[Texto citado]
◆ ◆ ◆ ◆ ◆ ◆ ◆
¿Por qué la “L” va antes que la “G”?

¿Por qué la “L” va antes que la “G”?

Cuando se habla de diversidad e inclusión, las siglas LGBTQ+ forman parte habitual de conversaciones, campañas, marchas y movimientos sociales en todo el mundo. Sin embargo, detrás de cada letra existe una historia que pocas personas conocen y que ayuda a comprender la evolución de la lucha por los derechos de la comunidad.

Una de las preguntas más frecuentes es por qué la letra “L”, que representa a las lesbianas, aparece antes que la “G”, correspondiente a los hombres gays. Aunque actualmente parece algo natural, el orden tiene un significado histórico relacionado con uno de los periodos más complejos del movimiento LGBTQ+.

Curiosidad: Las siglas utilizadas para representar a la comunidad han evolucionado con el tiempo. Antes era común encontrar términos como “GLBT”, mientras que actualmente “LGBTQ+” es una de las formas más reconocidas internacionalmente.

Durante la década de los años 80, el mundo enfrentó la crisis del VIH/SIDA, una situación que estuvo acompañada por una fuerte ola de desinformación, miedo y discriminación hacia quienes vivían con la enfermedad.

Miles de hombres homosexuales fueron víctimas del rechazo social e incluso del abandono por parte de familiares, empleadores e instituciones, debido al desconocimiento que existía sobre la enfermedad y las formas reales de transmisión.

Curiosidad: En los primeros años de la epidemia del VIH, la información científica era limitada, lo que provocó numerosos mitos y prejuicios que afectaron a millones de personas en distintos países.

En medio de ese panorama, muchas mujeres lesbianas comenzaron a organizarse para brindar apoyo a quienes enfrentaban la enfermedad. Participaron en labores de acompañamiento hospitalario, recaudación de fondos, asistencia emocional y diversas acciones comunitarias para ayudar a pacientes y familias.
◆ ◆ ◆ ◆ ◆ ◆ ◆
[Tareas a realizar]
**a.** Según el texto sobre el orden de las siglas LGBTQ+, ¿qué término era común encontrar antes?
**b.** En el texto sobre las siglas LGBTQ+, reescribe todo lo que va desde "Cuando se habla" hasta "más reconocidas internacionalmente." y cambia "marchas" por "manifestaciones".
Los registros proceden de una fuente distinta.

[Datos estructurados del análisis de páginas]
◆ ◆ ◆ ◆ ◆ ◆ ◆
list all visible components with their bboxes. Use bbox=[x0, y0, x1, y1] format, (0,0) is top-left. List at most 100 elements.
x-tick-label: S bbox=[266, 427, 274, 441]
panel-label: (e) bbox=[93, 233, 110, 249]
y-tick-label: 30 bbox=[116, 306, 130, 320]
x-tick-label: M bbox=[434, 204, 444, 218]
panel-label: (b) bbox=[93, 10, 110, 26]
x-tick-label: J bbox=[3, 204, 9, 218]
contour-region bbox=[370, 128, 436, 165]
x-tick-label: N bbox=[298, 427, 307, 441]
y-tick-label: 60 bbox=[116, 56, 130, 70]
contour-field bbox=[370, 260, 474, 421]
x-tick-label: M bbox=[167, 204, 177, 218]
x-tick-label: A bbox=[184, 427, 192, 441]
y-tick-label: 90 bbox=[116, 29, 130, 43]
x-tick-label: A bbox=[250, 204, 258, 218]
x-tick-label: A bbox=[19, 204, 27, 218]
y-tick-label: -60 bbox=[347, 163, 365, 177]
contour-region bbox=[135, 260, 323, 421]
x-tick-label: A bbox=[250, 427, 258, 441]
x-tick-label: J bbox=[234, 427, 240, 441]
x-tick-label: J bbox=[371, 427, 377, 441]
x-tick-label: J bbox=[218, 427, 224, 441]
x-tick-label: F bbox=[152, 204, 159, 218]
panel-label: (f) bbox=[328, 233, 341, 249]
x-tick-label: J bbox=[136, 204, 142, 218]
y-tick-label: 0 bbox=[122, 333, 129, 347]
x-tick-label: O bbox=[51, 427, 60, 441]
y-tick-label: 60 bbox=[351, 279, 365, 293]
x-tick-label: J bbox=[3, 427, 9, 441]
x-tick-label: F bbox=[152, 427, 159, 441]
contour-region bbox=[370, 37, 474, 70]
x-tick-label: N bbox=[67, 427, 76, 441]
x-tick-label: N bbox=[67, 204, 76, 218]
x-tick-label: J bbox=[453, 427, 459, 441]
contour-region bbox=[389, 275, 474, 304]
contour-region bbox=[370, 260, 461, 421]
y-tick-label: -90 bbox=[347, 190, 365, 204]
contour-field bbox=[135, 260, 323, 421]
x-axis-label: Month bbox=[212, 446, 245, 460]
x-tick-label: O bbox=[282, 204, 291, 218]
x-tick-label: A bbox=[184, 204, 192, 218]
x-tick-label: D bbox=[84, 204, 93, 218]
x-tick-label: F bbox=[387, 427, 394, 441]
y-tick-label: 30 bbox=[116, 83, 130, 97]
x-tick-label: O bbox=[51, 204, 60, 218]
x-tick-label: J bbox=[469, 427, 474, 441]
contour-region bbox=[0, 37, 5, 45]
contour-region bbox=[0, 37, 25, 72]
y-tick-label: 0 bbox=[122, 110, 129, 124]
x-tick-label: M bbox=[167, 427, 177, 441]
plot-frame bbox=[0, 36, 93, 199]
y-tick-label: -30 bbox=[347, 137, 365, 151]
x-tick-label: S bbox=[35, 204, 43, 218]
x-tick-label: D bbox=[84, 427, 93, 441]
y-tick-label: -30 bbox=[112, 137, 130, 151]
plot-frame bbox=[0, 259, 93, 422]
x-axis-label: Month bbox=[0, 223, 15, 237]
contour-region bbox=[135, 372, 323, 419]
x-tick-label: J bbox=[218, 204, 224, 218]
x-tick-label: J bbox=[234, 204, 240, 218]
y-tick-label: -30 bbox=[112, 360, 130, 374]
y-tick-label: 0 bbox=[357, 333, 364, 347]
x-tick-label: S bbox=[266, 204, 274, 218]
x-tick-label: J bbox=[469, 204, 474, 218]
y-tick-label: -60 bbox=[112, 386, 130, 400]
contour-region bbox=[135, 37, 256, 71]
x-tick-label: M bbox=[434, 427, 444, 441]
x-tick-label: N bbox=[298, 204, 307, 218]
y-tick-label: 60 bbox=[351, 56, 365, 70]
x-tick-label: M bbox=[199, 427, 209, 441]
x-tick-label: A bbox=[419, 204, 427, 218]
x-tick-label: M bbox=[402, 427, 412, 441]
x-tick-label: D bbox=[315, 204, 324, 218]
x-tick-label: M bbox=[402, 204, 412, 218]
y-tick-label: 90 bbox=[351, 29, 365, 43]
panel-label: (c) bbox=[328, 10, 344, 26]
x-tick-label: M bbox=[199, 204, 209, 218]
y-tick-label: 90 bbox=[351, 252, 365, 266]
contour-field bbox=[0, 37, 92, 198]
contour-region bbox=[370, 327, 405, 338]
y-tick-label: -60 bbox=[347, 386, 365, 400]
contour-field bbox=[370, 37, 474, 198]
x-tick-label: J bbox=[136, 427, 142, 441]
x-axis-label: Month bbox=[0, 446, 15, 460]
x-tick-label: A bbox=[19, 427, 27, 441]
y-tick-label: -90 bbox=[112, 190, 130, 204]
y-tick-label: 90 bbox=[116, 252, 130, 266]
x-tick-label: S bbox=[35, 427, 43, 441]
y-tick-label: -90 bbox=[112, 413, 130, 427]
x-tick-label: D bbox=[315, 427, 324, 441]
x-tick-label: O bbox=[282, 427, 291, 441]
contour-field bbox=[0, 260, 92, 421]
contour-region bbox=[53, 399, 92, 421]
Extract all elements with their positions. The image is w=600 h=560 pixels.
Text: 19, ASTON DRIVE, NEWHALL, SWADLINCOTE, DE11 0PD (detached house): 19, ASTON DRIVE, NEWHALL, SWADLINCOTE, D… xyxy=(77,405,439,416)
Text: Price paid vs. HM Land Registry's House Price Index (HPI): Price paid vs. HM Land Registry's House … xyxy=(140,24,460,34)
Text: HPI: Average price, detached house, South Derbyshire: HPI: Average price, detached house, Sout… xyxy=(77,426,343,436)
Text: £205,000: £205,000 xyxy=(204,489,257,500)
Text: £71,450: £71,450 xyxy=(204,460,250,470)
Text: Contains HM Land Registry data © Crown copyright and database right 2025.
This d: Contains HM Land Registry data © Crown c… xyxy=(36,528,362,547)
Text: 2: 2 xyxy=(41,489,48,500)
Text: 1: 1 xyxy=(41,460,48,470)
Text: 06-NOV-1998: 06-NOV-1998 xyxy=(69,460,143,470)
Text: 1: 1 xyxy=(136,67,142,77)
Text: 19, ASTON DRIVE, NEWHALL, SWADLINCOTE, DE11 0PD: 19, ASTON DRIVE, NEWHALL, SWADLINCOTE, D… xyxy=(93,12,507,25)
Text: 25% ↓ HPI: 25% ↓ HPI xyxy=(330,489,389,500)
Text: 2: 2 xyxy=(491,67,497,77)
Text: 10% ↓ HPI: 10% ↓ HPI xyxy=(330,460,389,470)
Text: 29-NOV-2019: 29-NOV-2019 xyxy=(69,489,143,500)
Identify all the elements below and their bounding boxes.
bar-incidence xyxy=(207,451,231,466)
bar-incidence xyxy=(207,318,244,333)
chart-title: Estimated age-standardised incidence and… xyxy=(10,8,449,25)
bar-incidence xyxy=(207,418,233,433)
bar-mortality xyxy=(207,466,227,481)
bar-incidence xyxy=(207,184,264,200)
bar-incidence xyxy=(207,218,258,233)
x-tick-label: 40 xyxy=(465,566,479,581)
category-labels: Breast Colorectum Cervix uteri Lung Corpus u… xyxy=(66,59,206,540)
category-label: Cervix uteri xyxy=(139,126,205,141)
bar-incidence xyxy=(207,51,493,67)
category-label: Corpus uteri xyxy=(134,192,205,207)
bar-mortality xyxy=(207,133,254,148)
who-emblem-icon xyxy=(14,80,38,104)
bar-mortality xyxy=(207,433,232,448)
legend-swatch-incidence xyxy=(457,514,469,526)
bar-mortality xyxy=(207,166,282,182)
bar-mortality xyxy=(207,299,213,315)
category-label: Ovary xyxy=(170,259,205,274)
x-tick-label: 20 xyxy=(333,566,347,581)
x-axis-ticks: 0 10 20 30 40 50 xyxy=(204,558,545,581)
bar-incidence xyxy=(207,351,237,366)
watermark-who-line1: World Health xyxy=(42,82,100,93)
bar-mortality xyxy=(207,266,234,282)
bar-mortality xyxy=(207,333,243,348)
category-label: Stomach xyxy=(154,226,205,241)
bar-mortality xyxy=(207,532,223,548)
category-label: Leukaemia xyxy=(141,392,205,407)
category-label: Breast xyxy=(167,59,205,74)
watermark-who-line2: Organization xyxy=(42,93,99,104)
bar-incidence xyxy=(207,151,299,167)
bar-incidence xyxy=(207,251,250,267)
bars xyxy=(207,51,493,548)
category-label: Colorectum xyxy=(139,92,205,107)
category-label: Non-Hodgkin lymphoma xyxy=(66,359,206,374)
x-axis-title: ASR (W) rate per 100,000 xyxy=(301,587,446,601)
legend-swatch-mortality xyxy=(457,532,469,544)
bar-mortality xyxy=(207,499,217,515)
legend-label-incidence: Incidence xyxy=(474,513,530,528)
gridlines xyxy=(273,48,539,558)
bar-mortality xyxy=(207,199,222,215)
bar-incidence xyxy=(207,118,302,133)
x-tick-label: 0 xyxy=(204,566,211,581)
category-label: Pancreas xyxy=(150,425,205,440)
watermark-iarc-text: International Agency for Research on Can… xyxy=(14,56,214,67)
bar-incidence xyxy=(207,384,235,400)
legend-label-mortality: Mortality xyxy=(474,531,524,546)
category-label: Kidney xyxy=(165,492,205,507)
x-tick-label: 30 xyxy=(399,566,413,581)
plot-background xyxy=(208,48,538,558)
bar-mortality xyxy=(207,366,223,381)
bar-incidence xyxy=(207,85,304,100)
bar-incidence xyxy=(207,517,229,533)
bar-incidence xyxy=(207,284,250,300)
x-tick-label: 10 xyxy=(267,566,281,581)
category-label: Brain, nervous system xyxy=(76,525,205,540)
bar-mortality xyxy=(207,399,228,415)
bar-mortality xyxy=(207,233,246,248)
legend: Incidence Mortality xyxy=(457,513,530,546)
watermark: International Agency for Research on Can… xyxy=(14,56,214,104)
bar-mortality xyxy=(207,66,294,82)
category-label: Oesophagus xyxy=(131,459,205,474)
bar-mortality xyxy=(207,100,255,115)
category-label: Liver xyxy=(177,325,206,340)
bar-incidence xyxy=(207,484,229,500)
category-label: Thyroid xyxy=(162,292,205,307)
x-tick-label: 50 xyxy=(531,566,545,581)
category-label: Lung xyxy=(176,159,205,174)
◆ ◆ ◆ ◆ ◆ ◆ ◆
[Respuestas por tarea]
**a.** “GLBT”.

**b.**
Cuando se habla de diversidad e inclusión, las siglas LGBTQ+ forman parte habitual de conversaciones, campañas, manifestaciones y movimientos sociales en todo el mundo. Sin embargo, detrás de cada letra existe una historia que pocas personas conocen y que ayuda a comprender la evolución de la lucha por los derechos de la comunidad.

Una de las preguntas más frecuentes es por qué la letra “L”, que representa a las lesbianas, aparece antes que la “G”, correspondiente a los hombres gays. Aunque actualmente parece algo natural, el orden tiene un significado histórico relacionado con uno de los periodos más complejos del movimiento LGBTQ+.

Curiosidad: Las siglas utilizadas para representar a la comunidad han evolucionado con el tiempo. Antes era común encontrar términos como “GLBT”, mientras que actualmente “LGBTQ+” es una de las formas más reconocidas internacionalmente.